* **Data**:

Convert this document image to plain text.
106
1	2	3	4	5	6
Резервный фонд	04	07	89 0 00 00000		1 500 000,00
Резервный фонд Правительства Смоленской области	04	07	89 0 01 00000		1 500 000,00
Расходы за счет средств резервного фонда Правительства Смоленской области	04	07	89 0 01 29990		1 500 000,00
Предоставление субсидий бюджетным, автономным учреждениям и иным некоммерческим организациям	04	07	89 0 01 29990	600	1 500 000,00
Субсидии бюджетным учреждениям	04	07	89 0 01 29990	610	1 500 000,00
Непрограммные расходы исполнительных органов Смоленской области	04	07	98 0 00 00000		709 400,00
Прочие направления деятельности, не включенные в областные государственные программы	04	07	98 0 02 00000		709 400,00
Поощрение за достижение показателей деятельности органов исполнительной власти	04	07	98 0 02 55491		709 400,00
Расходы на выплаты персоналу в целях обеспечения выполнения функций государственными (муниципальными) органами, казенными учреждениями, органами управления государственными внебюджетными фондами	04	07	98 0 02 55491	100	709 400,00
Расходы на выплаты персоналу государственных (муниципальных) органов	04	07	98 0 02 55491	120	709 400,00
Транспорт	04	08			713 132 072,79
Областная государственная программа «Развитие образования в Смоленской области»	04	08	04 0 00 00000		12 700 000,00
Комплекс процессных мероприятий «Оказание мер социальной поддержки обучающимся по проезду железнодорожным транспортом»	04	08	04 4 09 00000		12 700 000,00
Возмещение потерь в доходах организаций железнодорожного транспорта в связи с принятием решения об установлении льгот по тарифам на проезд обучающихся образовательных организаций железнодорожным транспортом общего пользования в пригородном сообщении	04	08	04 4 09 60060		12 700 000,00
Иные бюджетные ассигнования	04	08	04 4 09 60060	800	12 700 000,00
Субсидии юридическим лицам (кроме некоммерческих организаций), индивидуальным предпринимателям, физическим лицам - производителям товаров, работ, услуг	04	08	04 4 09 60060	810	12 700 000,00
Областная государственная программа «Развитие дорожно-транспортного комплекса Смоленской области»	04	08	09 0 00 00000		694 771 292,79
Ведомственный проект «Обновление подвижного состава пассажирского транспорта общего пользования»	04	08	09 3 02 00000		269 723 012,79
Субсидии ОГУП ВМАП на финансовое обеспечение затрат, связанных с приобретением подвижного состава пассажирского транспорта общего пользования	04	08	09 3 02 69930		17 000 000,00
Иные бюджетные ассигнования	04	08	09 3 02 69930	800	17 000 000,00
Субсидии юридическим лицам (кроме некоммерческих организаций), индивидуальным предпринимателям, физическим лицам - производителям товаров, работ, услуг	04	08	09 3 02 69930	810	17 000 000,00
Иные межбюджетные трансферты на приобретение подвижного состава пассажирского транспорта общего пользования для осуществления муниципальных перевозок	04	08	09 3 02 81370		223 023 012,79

* **What is expected**: Retype the data exactly as given.

* **Solved problem**:
Convert this document image to plain text.
106
1	2	3	4	5	6
Резервный фонд	04	07	89 0 00 00000		1 500 000,00
Резервный фонд Правительства Смоленской области	04	07	89 0 01 00000		1 500 000,00
Расходы за счет средств резервного фонда Правительства Смоленской области	04	07	89 0 01 29990		1 500 000,00
Предоставление субсидий бюджетным, автономным учреждениям и иным некоммерческим организациям	04	07	89 0 01 29990	600	1 500 000,00
Субсидии бюджетным учреждениям	04	07	89 0 01 29990	610	1 500 000,00
Непрограммные расходы исполнительных органов Смоленской области	04	07	98 0 00 00000		709 400,00
Прочие направления деятельности, не включенные в областные государственные программы	04	07	98 0 02 00000		709 400,00
Поощрение за достижение показателей деятельности органов исполнительной власти	04	07	98 0 02 55491		709 400,00
Расходы на выплаты персоналу в целях обеспечения выполнения функций государственными (муниципальными) органами, казенными учреждениями, органами управления государственными внебюджетными фондами	04	07	98 0 02 55491	100	709 400,00
Расходы на выплаты персоналу государственных (муниципальных) органов	04	07	98 0 02 55491	120	709 400,00
Транспорт	04	08			713 132 072,79
Областная государственная программа «Развитие образования в Смоленской области»	04	08	04 0 00 00000		12 700 000,00
Комплекс процессных мероприятий «Оказание мер социальной поддержки обучающимся по проезду железнодорожным транспортом»	04	08	04 4 09 00000		12 700 000,00
Возмещение потерь в доходах организаций железнодорожного транспорта в связи с принятием решения об установлении льгот по тарифам на проезд обучающихся образовательных организаций железнодорожным транспортом общего пользования в пригородном сообщении	04	08	04 4 09 60060		12 700 000,00
Иные бюджетные ассигнования	04	08	04 4 09 60060	800	12 700 000,00
Субсидии юридическим лицам (кроме некоммерческих организаций), индивидуальным предпринимателям, физическим лицам - производителям товаров, работ, услуг	04	08	04 4 09 60060	810	12 700 000,00
Областная государственная программа «Развитие дорожно-транспортного комплекса Смоленской области»	04	08	09 0 00 00000		694 771 292,79
Ведомственный проект «Обновление подвижного состава пассажирского транспорта общего пользования»	04	08	09 3 02 00000		269 723 012,79
Субсидии ОГУП ВМАП на финансовое обеспечение затрат, связанных с приобретением подвижного состава пассажирского транспорта общего пользования	04	08	09 3 02 69930		17 000 000,00
Иные бюджетные ассигнования	04	08	09 3 02 69930	800	17 000 000,00
Субсидии юридическим лицам (кроме некоммерческих организаций), индивидуальным предпринимателям, физическим лицам - производителям товаров, работ, услуг	04	08	09 3 02 69930	810	17 000 000,00
Иные межбюджетные трансферты на приобретение подвижного состава пассажирского транспорта общего пользования для осуществления муниципальных перевозок	04	08	09 3 02 81370		223 023 012,79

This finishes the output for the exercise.